Stored entries:
--- START ---

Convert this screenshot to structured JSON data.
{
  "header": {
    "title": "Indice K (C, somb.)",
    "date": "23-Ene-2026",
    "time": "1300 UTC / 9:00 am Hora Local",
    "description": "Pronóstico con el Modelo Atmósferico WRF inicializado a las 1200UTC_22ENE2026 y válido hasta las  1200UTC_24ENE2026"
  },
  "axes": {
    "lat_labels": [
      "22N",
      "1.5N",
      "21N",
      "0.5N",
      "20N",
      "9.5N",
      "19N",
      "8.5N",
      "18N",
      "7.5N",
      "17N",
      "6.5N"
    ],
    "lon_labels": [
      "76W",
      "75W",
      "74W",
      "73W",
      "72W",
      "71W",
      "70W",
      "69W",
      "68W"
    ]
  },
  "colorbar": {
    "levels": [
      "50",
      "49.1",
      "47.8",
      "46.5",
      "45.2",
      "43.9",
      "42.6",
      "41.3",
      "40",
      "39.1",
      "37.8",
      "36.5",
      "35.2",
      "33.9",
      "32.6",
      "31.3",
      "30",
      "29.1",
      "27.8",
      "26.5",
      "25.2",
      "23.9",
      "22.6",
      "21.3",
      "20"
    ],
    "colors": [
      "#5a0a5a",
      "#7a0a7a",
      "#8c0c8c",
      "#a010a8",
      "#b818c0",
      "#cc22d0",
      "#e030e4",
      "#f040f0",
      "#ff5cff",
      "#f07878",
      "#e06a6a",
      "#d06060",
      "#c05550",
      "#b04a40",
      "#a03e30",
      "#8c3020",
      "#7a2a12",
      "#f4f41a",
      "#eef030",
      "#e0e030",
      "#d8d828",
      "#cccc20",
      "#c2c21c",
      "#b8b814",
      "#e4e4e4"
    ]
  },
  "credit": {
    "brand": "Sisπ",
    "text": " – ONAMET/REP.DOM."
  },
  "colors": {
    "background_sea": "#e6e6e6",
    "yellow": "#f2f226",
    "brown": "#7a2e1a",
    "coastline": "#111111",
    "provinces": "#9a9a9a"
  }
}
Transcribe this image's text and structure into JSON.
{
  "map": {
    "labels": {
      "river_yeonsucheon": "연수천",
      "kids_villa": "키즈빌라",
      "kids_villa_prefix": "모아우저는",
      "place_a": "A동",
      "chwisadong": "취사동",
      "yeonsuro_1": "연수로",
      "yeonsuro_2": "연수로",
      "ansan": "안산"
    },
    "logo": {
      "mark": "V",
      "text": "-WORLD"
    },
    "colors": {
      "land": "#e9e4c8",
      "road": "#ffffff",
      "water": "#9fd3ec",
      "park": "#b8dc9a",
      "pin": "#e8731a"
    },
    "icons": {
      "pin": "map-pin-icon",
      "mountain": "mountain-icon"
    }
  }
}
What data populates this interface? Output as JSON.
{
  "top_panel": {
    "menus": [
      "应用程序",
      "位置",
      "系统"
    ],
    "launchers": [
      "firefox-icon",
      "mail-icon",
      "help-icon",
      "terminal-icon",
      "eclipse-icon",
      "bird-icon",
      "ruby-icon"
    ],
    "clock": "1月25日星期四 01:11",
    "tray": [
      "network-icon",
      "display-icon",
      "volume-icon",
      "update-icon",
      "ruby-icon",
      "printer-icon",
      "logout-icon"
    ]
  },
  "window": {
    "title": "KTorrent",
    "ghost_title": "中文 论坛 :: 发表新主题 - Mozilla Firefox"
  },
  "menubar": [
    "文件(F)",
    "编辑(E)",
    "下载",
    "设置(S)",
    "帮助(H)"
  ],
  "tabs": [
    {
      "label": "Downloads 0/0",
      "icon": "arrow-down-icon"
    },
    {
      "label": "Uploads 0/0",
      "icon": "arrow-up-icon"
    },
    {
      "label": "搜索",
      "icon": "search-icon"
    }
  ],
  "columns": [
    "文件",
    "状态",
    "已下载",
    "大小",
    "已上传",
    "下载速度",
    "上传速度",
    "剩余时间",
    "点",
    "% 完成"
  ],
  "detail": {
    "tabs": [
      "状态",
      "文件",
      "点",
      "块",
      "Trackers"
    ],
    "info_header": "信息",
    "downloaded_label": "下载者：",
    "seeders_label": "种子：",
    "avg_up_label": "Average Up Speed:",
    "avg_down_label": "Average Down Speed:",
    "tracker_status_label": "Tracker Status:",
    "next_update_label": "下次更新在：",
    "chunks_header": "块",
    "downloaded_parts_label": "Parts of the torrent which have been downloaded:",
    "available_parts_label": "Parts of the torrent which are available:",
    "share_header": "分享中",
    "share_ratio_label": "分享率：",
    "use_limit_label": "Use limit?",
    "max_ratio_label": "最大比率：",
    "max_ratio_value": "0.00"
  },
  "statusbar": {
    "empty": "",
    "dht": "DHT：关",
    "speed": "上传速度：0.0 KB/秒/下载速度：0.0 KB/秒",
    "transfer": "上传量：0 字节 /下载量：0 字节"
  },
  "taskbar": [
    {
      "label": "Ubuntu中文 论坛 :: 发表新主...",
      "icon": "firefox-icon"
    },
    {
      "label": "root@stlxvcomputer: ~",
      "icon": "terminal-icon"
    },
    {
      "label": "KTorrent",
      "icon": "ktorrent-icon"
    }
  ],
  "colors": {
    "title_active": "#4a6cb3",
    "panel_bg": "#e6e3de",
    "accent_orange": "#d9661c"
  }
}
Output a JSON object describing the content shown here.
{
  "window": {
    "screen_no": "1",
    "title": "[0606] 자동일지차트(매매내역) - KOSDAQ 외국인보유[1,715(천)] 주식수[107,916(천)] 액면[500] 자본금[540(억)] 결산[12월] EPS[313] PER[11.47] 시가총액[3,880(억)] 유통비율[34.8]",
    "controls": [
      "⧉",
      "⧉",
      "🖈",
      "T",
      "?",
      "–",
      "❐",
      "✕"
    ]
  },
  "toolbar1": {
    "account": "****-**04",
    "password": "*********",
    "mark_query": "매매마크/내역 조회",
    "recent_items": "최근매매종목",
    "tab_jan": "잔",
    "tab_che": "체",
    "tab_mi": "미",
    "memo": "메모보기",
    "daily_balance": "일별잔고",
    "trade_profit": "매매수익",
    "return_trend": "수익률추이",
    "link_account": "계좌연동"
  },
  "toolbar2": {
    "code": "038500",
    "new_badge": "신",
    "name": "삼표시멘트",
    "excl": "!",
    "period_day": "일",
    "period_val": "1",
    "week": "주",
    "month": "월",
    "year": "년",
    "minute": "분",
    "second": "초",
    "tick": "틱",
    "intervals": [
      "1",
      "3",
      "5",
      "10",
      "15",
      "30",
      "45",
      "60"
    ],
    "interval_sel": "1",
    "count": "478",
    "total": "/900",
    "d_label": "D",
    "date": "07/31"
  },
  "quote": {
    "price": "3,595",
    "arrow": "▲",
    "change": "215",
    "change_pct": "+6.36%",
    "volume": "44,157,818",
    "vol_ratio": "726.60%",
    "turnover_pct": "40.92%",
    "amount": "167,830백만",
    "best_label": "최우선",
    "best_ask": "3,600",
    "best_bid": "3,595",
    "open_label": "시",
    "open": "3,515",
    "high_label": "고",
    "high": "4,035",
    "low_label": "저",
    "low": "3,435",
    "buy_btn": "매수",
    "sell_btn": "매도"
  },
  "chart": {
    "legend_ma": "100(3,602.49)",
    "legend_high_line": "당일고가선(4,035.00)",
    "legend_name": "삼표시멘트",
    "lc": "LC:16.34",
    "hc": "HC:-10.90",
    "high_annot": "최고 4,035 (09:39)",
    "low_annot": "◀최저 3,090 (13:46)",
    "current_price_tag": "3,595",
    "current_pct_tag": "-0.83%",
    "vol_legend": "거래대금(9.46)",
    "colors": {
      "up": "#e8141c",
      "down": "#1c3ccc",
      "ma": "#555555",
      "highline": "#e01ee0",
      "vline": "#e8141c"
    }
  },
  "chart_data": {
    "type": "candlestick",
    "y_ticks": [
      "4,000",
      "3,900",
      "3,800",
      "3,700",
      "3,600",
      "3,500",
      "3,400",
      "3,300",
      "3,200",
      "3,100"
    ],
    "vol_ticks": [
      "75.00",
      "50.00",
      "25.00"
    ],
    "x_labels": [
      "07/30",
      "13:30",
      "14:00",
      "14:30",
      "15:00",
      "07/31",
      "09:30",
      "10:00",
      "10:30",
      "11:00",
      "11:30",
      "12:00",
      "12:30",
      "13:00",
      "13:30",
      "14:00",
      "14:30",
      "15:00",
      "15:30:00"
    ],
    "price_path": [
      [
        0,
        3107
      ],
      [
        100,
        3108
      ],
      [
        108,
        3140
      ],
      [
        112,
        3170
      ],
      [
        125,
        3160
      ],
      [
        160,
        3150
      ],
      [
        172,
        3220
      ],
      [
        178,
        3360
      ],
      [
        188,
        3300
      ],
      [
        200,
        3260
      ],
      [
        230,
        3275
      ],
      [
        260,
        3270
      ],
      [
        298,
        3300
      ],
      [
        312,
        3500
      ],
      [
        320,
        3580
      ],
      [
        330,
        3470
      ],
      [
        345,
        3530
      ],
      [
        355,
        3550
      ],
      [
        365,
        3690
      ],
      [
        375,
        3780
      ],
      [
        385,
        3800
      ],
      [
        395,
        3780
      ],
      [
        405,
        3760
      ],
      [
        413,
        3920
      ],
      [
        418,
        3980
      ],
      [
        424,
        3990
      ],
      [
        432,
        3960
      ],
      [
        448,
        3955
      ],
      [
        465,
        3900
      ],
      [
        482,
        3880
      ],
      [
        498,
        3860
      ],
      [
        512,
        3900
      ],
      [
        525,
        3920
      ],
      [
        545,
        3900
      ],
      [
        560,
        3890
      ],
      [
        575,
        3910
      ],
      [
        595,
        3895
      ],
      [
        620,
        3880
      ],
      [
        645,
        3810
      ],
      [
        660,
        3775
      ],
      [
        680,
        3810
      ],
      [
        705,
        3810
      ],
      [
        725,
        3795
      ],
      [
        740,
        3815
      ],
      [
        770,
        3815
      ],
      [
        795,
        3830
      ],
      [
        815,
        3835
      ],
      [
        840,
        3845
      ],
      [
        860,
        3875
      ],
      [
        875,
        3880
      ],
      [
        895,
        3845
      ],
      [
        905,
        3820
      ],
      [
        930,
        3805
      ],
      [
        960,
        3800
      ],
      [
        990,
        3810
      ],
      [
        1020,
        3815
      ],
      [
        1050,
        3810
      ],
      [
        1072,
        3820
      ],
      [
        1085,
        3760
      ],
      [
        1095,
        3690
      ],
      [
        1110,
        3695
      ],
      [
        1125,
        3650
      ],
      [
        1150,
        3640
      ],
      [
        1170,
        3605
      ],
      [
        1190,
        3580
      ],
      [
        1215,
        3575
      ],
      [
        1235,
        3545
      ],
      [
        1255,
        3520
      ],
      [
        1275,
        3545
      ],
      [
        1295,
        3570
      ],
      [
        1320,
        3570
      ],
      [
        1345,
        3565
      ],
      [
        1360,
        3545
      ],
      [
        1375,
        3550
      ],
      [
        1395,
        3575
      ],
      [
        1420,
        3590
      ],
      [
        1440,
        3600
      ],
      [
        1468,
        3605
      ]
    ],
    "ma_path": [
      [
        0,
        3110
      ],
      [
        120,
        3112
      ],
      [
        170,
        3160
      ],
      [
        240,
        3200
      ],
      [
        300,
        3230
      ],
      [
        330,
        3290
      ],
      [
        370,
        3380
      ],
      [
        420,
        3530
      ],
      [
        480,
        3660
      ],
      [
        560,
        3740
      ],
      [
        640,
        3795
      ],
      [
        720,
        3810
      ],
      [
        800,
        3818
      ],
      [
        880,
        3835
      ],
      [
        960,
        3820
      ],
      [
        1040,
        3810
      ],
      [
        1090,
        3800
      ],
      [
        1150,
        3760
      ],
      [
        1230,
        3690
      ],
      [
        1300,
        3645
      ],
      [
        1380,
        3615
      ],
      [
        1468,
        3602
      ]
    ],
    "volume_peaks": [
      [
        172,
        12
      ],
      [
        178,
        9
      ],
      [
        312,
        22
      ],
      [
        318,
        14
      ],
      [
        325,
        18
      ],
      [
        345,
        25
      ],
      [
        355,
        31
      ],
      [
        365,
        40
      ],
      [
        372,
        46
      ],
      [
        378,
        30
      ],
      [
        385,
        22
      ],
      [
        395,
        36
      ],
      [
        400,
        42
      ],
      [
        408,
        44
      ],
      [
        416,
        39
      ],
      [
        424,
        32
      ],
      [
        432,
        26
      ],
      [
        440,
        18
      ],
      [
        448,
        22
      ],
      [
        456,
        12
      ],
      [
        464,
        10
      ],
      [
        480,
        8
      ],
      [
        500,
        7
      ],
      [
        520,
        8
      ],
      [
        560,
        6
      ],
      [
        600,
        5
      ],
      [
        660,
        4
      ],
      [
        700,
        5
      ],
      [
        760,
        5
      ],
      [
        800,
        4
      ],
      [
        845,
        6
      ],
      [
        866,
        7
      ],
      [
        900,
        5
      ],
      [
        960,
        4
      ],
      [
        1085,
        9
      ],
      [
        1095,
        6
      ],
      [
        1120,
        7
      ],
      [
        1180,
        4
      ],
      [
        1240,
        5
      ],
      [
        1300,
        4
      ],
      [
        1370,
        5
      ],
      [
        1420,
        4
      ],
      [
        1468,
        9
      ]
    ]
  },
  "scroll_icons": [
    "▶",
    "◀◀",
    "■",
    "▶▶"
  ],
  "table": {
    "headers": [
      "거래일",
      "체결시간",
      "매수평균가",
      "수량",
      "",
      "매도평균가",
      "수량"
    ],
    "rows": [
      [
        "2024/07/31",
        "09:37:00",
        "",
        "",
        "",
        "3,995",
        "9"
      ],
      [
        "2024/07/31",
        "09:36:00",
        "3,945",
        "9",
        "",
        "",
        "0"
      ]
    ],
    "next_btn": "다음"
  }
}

--- END ---

In the records above, locate every line with the string "this" and copy it.

> _Written solution_:
Convert this screenshot to structured JSON data.
Transcribe this image's text and structure into JSON.
What data populates this interface? Output as JSON.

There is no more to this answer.